> PROBLEM STATEMENT
Write out every entry exactly as it appears.

-------- INFORMATION SHOWN --------

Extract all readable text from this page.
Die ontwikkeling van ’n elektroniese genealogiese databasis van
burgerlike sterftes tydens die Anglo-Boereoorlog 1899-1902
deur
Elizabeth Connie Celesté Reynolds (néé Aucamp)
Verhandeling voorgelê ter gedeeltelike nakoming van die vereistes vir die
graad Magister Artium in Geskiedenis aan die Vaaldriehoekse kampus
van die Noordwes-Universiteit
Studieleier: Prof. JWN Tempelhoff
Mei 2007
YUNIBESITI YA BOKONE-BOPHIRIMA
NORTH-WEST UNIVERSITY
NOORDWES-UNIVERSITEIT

--------

> OUTPUT
Extract all readable text from this page.
Die ontwikkeling van ’n elektroniese genealogiese databasis van
burgerlike sterftes tydens die Anglo-Boereoorlog 1899-1902
deur
Elizabeth Connie Celesté Reynolds (néé Aucamp)
Verhandeling voorgelê ter gedeeltelike nakoming van die vereistes vir die
graad Magister Artium in Geskiedenis aan die Vaaldriehoekse kampus
van die Noordwes-Universiteit
Studieleier: Prof. JWN Tempelhoff
Mei 2007
YUNIBESITI YA BOKONE-BOPHIRIMA
NORTH-WEST UNIVERSITY
NOORDWES-UNIVERSITEIT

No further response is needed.